(Task statement): Each entry below should be echoed exactly, with pictures omitted.

(Dataset rows):
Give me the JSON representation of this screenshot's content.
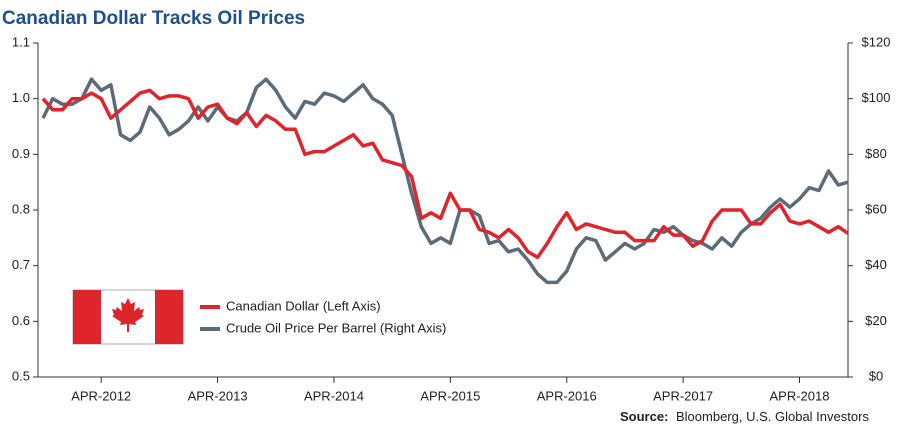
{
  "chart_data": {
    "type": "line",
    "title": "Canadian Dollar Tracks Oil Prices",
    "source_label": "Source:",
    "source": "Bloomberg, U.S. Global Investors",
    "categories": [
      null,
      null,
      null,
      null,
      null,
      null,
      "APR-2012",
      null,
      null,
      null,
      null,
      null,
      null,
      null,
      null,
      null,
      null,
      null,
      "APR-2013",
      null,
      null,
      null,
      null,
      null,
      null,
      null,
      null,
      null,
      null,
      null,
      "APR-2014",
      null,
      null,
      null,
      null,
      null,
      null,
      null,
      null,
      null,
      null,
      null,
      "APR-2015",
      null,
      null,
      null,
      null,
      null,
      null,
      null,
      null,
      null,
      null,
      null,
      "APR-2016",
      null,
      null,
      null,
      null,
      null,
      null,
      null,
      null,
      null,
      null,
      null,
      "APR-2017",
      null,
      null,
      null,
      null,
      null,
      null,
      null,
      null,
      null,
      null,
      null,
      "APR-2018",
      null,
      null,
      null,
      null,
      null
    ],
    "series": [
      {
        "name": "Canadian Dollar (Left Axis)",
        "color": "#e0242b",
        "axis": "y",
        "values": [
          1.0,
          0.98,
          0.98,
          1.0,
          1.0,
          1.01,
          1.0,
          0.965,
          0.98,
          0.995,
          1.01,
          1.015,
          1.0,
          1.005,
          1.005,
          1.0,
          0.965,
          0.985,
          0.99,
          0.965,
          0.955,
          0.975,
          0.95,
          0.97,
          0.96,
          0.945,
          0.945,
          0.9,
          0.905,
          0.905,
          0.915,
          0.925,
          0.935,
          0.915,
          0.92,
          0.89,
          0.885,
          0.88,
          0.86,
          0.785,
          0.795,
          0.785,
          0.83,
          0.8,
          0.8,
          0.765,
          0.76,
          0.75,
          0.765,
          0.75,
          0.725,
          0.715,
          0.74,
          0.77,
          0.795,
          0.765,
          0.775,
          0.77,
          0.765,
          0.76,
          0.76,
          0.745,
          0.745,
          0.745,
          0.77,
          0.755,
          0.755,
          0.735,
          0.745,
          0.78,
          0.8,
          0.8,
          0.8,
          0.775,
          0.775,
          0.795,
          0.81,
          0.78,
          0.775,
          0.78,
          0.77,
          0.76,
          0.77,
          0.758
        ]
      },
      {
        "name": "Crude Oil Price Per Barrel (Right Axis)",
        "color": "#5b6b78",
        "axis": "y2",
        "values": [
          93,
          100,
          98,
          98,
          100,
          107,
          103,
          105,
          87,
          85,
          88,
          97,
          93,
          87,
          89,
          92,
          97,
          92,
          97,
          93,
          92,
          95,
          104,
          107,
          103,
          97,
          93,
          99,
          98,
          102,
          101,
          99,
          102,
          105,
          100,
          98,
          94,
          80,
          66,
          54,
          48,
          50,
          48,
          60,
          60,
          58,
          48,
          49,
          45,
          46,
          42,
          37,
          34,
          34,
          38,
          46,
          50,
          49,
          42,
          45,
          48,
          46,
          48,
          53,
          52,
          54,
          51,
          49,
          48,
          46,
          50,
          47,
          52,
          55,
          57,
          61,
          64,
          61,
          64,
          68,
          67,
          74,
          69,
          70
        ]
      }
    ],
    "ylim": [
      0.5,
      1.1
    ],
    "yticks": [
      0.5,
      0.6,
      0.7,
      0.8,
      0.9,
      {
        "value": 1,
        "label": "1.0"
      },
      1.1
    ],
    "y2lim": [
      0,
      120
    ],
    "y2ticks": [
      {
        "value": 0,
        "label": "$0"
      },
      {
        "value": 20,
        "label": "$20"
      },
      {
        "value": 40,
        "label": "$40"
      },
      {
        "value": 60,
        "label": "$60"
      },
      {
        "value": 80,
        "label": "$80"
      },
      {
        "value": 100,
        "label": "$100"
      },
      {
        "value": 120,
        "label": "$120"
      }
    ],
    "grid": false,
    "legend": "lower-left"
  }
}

(Completed task):
Give me the JSON representation of this screenshot's content.
{
  "chart_data": {
    "type": "line",
    "title": "Canadian Dollar Tracks Oil Prices",
    "source_label": "Source:",
    "source": "Bloomberg, U.S. Global Investors",
    "categories": [
      null,
      null,
      null,
      null,
      null,
      null,
      "APR-2012",
      null,
      null,
      null,
      null,
      null,
      null,
      null,
      null,
      null,
      null,
      null,
      "APR-2013",
      null,
      null,
      null,
      null,
      null,
      null,
      null,
      null,
      null,
      null,
      null,
      "APR-2014",
      null,
      null,
      null,
      null,
      null,
      null,
      null,
      null,
      null,
      null,
      null,
      "APR-2015",
      null,
      null,
      null,
      null,
      null,
      null,
      null,
      null,
      null,
      null,
      null,
      "APR-2016",
      null,
      null,
      null,
      null,
      null,
      null,
      null,
      null,
      null,
      null,
      null,
      "APR-2017",
      null,
      null,
      null,
      null,
      null,
      null,
      null,
      null,
      null,
      null,
      null,
      "APR-2018",
      null,
      null,
      null,
      null,
      null
    ],
    "series": [
      {
        "name": "Canadian Dollar (Left Axis)",
        "color": "#e0242b",
        "axis": "y",
        "values": [
          1.0,
          0.98,
          0.98,
          1.0,
          1.0,
          1.01,
          1.0,
          0.965,
          0.98,
          0.995,
          1.01,
          1.015,
          1.0,
          1.005,
          1.005,
          1.0,
          0.965,
          0.985,
          0.99,
          0.965,
          0.955,
          0.975,
          0.95,
          0.97,
          0.96,
          0.945,
          0.945,
          0.9,
          0.905,
          0.905,
          0.915,
          0.925,
          0.935,
          0.915,
          0.92,
          0.89,
          0.885,
          0.88,
          0.86,
          0.785,
          0.795,
          0.785,
          0.83,
          0.8,
          0.8,
          0.765,
          0.76,
          0.75,
          0.765,
          0.75,
          0.725,
          0.715,
          0.74,
          0.77,
          0.795,
          0.765,
          0.775,
          0.77,
          0.765,
          0.76,
          0.76,
          0.745,
          0.745,
          0.745,
          0.77,
          0.755,
          0.755,
          0.735,
          0.745,
          0.78,
          0.8,
          0.8,
          0.8,
          0.775,
          0.775,
          0.795,
          0.81,
          0.78,
          0.775,
          0.78,
          0.77,
          0.76,
          0.77,
          0.758
        ]
      },
      {
        "name": "Crude Oil Price Per Barrel (Right Axis)",
        "color": "#5b6b78",
        "axis": "y2",
        "values": [
          93,
          100,
          98,
          98,
          100,
          107,
          103,
          105,
          87,
          85,
          88,
          97,
          93,
          87,
          89,
          92,
          97,
          92,
          97,
          93,
          92,
          95,
          104,
          107,
          103,
          97,
          93,
          99,
          98,
          102,
          101,
          99,
          102,
          105,
          100,
          98,
          94,
          80,
          66,
          54,
          48,
          50,
          48,
          60,
          60,
          58,
          48,
          49,
          45,
          46,
          42,
          37,
          34,
          34,
          38,
          46,
          50,
          49,
          42,
          45,
          48,
          46,
          48,
          53,
          52,
          54,
          51,
          49,
          48,
          46,
          50,
          47,
          52,
          55,
          57,
          61,
          64,
          61,
          64,
          68,
          67,
          74,
          69,
          70
        ]
      }
    ],
    "ylim": [
      0.5,
      1.1
    ],
    "yticks": [
      0.5,
      0.6,
      0.7,
      0.8,
      0.9,
      {
        "value": 1,
        "label": "1.0"
      },
      1.1
    ],
    "y2lim": [
      0,
      120
    ],
    "y2ticks": [
      {
        "value": 0,
        "label": "$0"
      },
      {
        "value": 20,
        "label": "$20"
      },
      {
        "value": 40,
        "label": "$40"
      },
      {
        "value": 60,
        "label": "$60"
      },
      {
        "value": 80,
        "label": "$80"
      },
      {
        "value": 100,
        "label": "$100"
      },
      {
        "value": 120,
        "label": "$120"
      }
    ],
    "grid": false,
    "legend": "lower-left"
  }
}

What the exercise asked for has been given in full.